_Problem to work on_
Work out how many lines have "JGLLJLD" in them. Give only that number.

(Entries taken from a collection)
[Start]

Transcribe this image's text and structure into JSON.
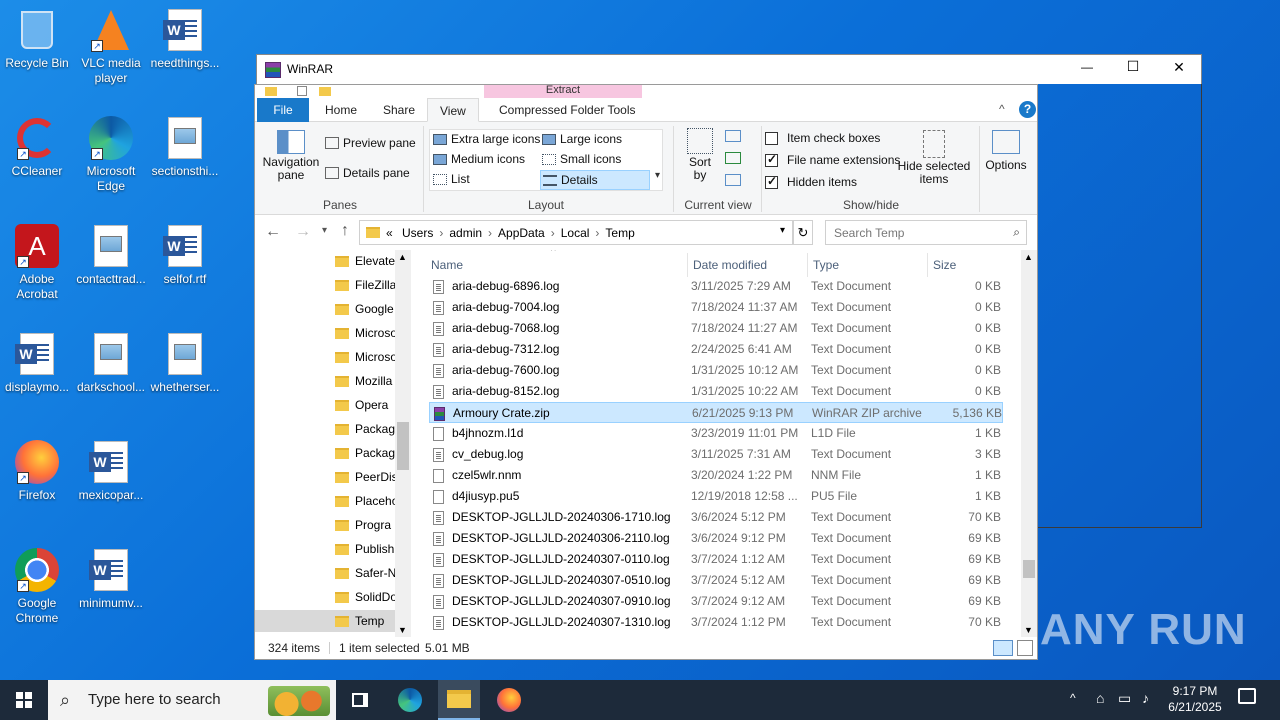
{
  "desktop": {
    "icons": [
      {
        "label": "Recycle Bin",
        "icon": "recycle-bin-icon"
      },
      {
        "label": "VLC media player",
        "icon": "vlc-icon"
      },
      {
        "label": "needthings...",
        "icon": "word-doc-icon"
      },
      {
        "label": "CCleaner",
        "icon": "ccleaner-icon"
      },
      {
        "label": "Microsoft Edge",
        "icon": "edge-icon"
      },
      {
        "label": "sectionsthi...",
        "icon": "image-doc-icon"
      },
      {
        "label": "Adobe Acrobat",
        "icon": "acrobat-icon"
      },
      {
        "label": "contacttrad...",
        "icon": "image-doc-icon"
      },
      {
        "label": "selfof.rtf",
        "icon": "word-doc-icon"
      },
      {
        "label": "displaymo...",
        "icon": "word-doc-icon"
      },
      {
        "label": "darkschool...",
        "icon": "image-doc-icon"
      },
      {
        "label": "whetherser...",
        "icon": "image-doc-icon"
      },
      {
        "label": "Firefox",
        "icon": "firefox-icon"
      },
      {
        "label": "mexicopar...",
        "icon": "word-doc-icon"
      },
      {
        "label": "Google Chrome",
        "icon": "chrome-icon"
      },
      {
        "label": "minimumv...",
        "icon": "word-doc-icon"
      }
    ]
  },
  "winrar": {
    "title": "WinRAR",
    "controls": {
      "minimize": "—",
      "maximize": "☐",
      "close": "✕"
    }
  },
  "explorer": {
    "title_hidden": "Temp",
    "context_tab": "Extract",
    "tabs": [
      "File",
      "Home",
      "Share",
      "View",
      "Compressed Folder Tools"
    ],
    "ribbon": {
      "panes": {
        "navigation_pane": "Navigation pane",
        "preview_pane": "Preview pane",
        "details_pane": "Details pane",
        "label": "Panes"
      },
      "layout": {
        "items": [
          "Extra large icons",
          "Large icons",
          "Medium icons",
          "Small icons",
          "List",
          "Details"
        ],
        "selected": "Details",
        "label": "Layout"
      },
      "current_view": {
        "sort_by": "Sort by",
        "label": "Current view"
      },
      "show_hide": {
        "item_check_boxes": "Item check boxes",
        "file_name_extensions": "File name extensions",
        "hidden_items": "Hidden items",
        "hide_selected": "Hide selected items",
        "label": "Show/hide",
        "checks": {
          "item_check_boxes": false,
          "file_name_extensions": true,
          "hidden_items": true
        }
      },
      "options": "Options"
    },
    "address": {
      "prefix": "«",
      "crumbs": [
        "Users",
        "admin",
        "AppData",
        "Local",
        "Temp"
      ],
      "search_placeholder": "Search Temp"
    },
    "nav_items": [
      "Elevate",
      "FileZilla",
      "Google",
      "Microso",
      "Microso",
      "Mozilla",
      "Opera",
      "Packag",
      "Packag",
      "PeerDis",
      "Placeho",
      "Progra",
      "Publish",
      "Safer-N",
      "SolidDo",
      "Temp"
    ],
    "nav_selected": "Temp",
    "columns": {
      "name": "Name",
      "date": "Date modified",
      "type": "Type",
      "size": "Size"
    },
    "files": [
      {
        "name": "aria-debug-6896.log",
        "date": "3/11/2025 7:29 AM",
        "type": "Text Document",
        "size": "0 KB",
        "icon": "txt"
      },
      {
        "name": "aria-debug-7004.log",
        "date": "7/18/2024 11:37 AM",
        "type": "Text Document",
        "size": "0 KB",
        "icon": "txt"
      },
      {
        "name": "aria-debug-7068.log",
        "date": "7/18/2024 11:27 AM",
        "type": "Text Document",
        "size": "0 KB",
        "icon": "txt"
      },
      {
        "name": "aria-debug-7312.log",
        "date": "2/24/2025 6:41 AM",
        "type": "Text Document",
        "size": "0 KB",
        "icon": "txt"
      },
      {
        "name": "aria-debug-7600.log",
        "date": "1/31/2025 10:12 AM",
        "type": "Text Document",
        "size": "0 KB",
        "icon": "txt"
      },
      {
        "name": "aria-debug-8152.log",
        "date": "1/31/2025 10:22 AM",
        "type": "Text Document",
        "size": "0 KB",
        "icon": "txt"
      },
      {
        "name": "Armoury Crate.zip",
        "date": "6/21/2025 9:13 PM",
        "type": "WinRAR ZIP archive",
        "size": "5,136 KB",
        "icon": "rar",
        "selected": true
      },
      {
        "name": "b4jhnozm.l1d",
        "date": "3/23/2019 11:01 PM",
        "type": "L1D File",
        "size": "1 KB",
        "icon": "blank"
      },
      {
        "name": "cv_debug.log",
        "date": "3/11/2025 7:31 AM",
        "type": "Text Document",
        "size": "3 KB",
        "icon": "txt"
      },
      {
        "name": "czel5wlr.nnm",
        "date": "3/20/2024 1:22 PM",
        "type": "NNM File",
        "size": "1 KB",
        "icon": "blank"
      },
      {
        "name": "d4jiusyp.pu5",
        "date": "12/19/2018 12:58 ...",
        "type": "PU5 File",
        "size": "1 KB",
        "icon": "blank"
      },
      {
        "name": "DESKTOP-JGLLJLD-20240306-1710.log",
        "date": "3/6/2024 5:12 PM",
        "type": "Text Document",
        "size": "70 KB",
        "icon": "txt"
      },
      {
        "name": "DESKTOP-JGLLJLD-20240306-2110.log",
        "date": "3/6/2024 9:12 PM",
        "type": "Text Document",
        "size": "69 KB",
        "icon": "txt"
      },
      {
        "name": "DESKTOP-JGLLJLD-20240307-0110.log",
        "date": "3/7/2024 1:12 AM",
        "type": "Text Document",
        "size": "69 KB",
        "icon": "txt"
      },
      {
        "name": "DESKTOP-JGLLJLD-20240307-0510.log",
        "date": "3/7/2024 5:12 AM",
        "type": "Text Document",
        "size": "69 KB",
        "icon": "txt"
      },
      {
        "name": "DESKTOP-JGLLJLD-20240307-0910.log",
        "date": "3/7/2024 9:12 AM",
        "type": "Text Document",
        "size": "69 KB",
        "icon": "txt"
      },
      {
        "name": "DESKTOP-JGLLJLD-20240307-1310.log",
        "date": "3/7/2024 1:12 PM",
        "type": "Text Document",
        "size": "70 KB",
        "icon": "txt"
      }
    ],
    "status": {
      "count": "324 items",
      "selected": "1 item selected",
      "size": "5.01 MB"
    }
  },
  "taskbar": {
    "search_placeholder": "Type here to search",
    "time": "9:17 PM",
    "date": "6/21/2025"
  },
  "watermark": "ANY RUN"
}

[End]

_The result_
6